(Saved data entries)
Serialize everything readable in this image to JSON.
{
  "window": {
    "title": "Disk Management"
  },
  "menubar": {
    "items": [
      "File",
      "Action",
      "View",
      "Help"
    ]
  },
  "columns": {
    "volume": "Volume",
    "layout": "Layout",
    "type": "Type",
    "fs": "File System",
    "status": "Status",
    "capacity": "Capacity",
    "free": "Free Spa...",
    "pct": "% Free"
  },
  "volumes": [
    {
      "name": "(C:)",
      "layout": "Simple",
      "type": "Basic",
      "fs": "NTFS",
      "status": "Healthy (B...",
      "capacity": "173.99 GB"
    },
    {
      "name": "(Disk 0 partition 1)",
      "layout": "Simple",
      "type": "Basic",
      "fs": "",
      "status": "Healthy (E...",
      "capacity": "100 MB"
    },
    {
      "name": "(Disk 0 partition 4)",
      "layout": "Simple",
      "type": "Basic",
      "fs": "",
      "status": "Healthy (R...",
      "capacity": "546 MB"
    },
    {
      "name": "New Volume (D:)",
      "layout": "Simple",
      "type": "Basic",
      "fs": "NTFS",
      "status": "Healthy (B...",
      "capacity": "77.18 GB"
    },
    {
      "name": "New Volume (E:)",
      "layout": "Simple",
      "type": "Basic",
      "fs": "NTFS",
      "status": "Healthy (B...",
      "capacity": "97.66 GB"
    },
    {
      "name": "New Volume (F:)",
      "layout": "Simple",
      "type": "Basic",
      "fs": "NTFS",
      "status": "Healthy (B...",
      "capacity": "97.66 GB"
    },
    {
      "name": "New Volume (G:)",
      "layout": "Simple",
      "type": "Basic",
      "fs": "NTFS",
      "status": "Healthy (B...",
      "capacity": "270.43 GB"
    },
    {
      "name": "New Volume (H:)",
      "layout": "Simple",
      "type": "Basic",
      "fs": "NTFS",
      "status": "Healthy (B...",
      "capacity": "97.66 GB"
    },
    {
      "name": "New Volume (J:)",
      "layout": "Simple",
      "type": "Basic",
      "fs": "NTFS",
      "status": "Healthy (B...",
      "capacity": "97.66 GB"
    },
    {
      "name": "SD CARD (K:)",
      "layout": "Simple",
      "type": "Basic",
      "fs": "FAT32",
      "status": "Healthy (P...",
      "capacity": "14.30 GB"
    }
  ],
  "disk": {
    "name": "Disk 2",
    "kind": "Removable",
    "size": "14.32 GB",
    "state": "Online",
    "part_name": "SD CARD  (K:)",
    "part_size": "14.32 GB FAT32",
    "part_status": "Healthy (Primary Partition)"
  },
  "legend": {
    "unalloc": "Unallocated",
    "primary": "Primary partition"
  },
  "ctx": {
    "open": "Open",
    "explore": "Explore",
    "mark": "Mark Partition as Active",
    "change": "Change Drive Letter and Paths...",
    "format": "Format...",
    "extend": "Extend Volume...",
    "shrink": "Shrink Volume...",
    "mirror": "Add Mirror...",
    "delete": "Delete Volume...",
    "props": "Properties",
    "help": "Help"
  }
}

What the task requires:
Print the whole listing exactly as it is.

Problem solution:
Serialize everything readable in this image to JSON.
{
  "window": {
    "title": "Disk Management"
  },
  "menubar": {
    "items": [
      "File",
      "Action",
      "View",
      "Help"
    ]
  },
  "columns": {
    "volume": "Volume",
    "layout": "Layout",
    "type": "Type",
    "fs": "File System",
    "status": "Status",
    "capacity": "Capacity",
    "free": "Free Spa...",
    "pct": "% Free"
  },
  "volumes": [
    {
      "name": "(C:)",
      "layout": "Simple",
      "type": "Basic",
      "fs": "NTFS",
      "status": "Healthy (B...",
      "capacity": "173.99 GB"
    },
    {
      "name": "(Disk 0 partition 1)",
      "layout": "Simple",
      "type": "Basic",
      "fs": "",
      "status": "Healthy (E...",
      "capacity": "100 MB"
    },
    {
      "name": "(Disk 0 partition 4)",
      "layout": "Simple",
      "type": "Basic",
      "fs": "",
      "status": "Healthy (R...",
      "capacity": "546 MB"
    },
    {
      "name": "New Volume (D:)",
      "layout": "Simple",
      "type": "Basic",
      "fs": "NTFS",
      "status": "Healthy (B...",
      "capacity": "77.18 GB"
    },
    {
      "name": "New Volume (E:)",
      "layout": "Simple",
      "type": "Basic",
      "fs": "NTFS",
      "status": "Healthy (B...",
      "capacity": "97.66 GB"
    },
    {
      "name": "New Volume (F:)",
      "layout": "Simple",
      "type": "Basic",
      "fs": "NTFS",
      "status": "Healthy (B...",
      "capacity": "97.66 GB"
    },
    {
      "name": "New Volume (G:)",
      "layout": "Simple",
      "type": "Basic",
      "fs": "NTFS",
      "status": "Healthy (B...",
      "capacity": "270.43 GB"
    },
    {
      "name": "New Volume (H:)",
      "layout": "Simple",
      "type": "Basic",
      "fs": "NTFS",
      "status": "Healthy (B...",
      "capacity": "97.66 GB"
    },
    {
      "name": "New Volume (J:)",
      "layout": "Simple",
      "type": "Basic",
      "fs": "NTFS",
      "status": "Healthy (B...",
      "capacity": "97.66 GB"
    },
    {
      "name": "SD CARD (K:)",
      "layout": "Simple",
      "type": "Basic",
      "fs": "FAT32",
      "status": "Healthy (P...",
      "capacity": "14.30 GB"
    }
  ],
  "disk": {
    "name": "Disk 2",
    "kind": "Removable",
    "size": "14.32 GB",
    "state": "Online",
    "part_name": "SD CARD  (K:)",
    "part_size": "14.32 GB FAT32",
    "part_status": "Healthy (Primary Partition)"
  },
  "legend": {
    "unalloc": "Unallocated",
    "primary": "Primary partition"
  },
  "ctx": {
    "open": "Open",
    "explore": "Explore",
    "mark": "Mark Partition as Active",
    "change": "Change Drive Letter and Paths...",
    "format": "Format...",
    "extend": "Extend Volume...",
    "shrink": "Shrink Volume...",
    "mirror": "Add Mirror...",
    "delete": "Delete Volume...",
    "props": "Properties",
    "help": "Help"
  }
}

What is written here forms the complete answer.